Your objective ::
In the records that follow, show each line where the word "upper" is present.

◇ ◇ ◇ ◇ ◇

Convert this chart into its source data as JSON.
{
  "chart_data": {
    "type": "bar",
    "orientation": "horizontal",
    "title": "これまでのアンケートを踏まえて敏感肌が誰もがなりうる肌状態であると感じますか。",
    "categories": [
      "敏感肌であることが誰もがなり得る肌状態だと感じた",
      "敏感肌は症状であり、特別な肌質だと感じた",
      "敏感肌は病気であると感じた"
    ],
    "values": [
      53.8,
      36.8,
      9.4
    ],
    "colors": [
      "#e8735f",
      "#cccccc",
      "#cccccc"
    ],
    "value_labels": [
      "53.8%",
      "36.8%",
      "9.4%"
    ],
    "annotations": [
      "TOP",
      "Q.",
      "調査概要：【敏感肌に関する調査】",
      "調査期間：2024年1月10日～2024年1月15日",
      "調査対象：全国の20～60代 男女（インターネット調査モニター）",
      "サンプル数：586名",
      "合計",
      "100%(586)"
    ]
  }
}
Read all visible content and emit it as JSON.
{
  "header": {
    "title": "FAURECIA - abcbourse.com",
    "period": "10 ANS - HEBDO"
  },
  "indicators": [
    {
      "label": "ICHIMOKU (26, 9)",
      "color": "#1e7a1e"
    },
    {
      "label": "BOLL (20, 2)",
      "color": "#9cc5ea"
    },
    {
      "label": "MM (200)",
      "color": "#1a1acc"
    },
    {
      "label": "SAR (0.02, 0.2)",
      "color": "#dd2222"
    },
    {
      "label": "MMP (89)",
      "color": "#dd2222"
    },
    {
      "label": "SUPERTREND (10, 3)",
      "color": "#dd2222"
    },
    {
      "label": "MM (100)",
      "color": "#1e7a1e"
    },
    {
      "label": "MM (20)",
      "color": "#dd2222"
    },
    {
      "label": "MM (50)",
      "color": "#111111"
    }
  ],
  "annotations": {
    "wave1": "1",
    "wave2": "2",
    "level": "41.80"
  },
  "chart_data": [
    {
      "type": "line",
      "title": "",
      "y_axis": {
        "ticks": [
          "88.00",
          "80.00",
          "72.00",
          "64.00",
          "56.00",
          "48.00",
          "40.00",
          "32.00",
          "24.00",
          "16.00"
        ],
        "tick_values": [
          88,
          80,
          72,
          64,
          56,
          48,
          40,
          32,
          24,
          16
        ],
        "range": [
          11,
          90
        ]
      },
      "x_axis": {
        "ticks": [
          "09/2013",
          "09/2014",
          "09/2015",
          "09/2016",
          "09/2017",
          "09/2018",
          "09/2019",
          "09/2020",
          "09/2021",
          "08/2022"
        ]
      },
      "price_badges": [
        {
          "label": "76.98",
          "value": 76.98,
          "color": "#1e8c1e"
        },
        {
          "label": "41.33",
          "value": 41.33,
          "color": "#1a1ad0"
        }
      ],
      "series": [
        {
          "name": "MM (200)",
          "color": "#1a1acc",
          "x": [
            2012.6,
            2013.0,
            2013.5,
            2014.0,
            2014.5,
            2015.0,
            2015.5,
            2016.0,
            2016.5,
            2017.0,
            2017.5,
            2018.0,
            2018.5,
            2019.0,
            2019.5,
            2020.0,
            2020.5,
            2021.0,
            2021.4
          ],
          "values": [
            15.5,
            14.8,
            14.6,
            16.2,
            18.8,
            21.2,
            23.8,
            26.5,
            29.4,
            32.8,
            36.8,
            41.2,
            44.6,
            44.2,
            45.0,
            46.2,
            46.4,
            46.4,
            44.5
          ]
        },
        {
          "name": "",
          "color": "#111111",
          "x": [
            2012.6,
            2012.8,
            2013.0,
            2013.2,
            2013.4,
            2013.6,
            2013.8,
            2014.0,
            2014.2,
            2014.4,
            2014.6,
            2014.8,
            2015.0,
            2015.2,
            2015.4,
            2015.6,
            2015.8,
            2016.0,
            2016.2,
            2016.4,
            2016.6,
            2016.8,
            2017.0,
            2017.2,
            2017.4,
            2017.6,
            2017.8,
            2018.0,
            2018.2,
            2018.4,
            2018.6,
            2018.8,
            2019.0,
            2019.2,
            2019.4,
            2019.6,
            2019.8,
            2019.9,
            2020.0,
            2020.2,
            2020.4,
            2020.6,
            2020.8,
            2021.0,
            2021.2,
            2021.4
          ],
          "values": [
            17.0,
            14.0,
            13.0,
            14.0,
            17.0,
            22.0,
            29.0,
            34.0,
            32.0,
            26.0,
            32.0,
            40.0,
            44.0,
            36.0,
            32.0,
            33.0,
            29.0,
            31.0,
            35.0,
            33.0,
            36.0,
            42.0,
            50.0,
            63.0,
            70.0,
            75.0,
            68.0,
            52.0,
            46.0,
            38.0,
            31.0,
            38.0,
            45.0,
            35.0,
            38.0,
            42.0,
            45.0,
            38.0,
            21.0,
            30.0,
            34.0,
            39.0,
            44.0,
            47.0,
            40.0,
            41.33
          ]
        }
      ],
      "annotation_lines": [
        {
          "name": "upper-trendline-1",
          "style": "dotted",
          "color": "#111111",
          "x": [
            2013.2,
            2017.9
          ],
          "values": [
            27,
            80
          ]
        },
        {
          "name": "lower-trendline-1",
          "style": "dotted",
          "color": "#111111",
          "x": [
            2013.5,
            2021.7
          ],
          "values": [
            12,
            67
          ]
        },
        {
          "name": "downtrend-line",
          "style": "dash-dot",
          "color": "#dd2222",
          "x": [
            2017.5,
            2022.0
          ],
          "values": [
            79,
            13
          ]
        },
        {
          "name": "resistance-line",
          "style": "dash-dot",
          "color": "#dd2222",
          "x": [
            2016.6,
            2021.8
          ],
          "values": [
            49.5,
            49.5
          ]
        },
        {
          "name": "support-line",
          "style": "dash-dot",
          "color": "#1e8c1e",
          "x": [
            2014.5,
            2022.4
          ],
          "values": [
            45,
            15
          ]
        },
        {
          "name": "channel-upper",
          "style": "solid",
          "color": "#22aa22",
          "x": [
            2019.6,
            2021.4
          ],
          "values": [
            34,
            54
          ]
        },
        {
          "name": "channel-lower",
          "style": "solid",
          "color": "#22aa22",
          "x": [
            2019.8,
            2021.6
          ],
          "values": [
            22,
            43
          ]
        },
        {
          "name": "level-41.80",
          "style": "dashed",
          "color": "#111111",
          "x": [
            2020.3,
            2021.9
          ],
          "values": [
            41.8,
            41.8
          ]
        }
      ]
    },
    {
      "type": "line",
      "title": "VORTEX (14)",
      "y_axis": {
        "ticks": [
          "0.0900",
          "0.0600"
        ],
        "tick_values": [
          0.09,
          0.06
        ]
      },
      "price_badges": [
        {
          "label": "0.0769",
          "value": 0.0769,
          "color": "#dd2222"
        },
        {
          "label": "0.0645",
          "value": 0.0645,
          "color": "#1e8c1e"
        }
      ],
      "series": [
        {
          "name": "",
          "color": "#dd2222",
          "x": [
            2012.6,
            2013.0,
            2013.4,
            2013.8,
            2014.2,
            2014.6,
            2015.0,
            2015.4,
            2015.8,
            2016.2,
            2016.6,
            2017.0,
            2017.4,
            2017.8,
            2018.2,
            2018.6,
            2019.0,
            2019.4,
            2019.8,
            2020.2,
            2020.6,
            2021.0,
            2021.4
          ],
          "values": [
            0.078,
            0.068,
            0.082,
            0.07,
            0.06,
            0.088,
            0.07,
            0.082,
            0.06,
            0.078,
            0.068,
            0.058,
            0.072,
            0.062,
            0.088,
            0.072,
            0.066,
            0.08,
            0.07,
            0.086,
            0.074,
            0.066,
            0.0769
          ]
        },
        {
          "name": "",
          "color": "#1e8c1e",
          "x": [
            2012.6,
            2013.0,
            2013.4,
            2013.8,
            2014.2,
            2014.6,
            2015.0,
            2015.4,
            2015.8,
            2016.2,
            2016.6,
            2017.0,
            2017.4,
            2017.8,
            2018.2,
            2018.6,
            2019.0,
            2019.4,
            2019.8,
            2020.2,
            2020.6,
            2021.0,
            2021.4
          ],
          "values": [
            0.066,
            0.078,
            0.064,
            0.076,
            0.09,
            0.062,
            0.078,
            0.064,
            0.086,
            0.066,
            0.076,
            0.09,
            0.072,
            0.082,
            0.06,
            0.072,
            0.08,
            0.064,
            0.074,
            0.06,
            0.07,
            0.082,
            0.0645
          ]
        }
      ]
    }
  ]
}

◇ ◇ ◇ ◇ ◇

Result for this exercise ::
          "name": "upper-trendline-1",
          "name": "channel-upper",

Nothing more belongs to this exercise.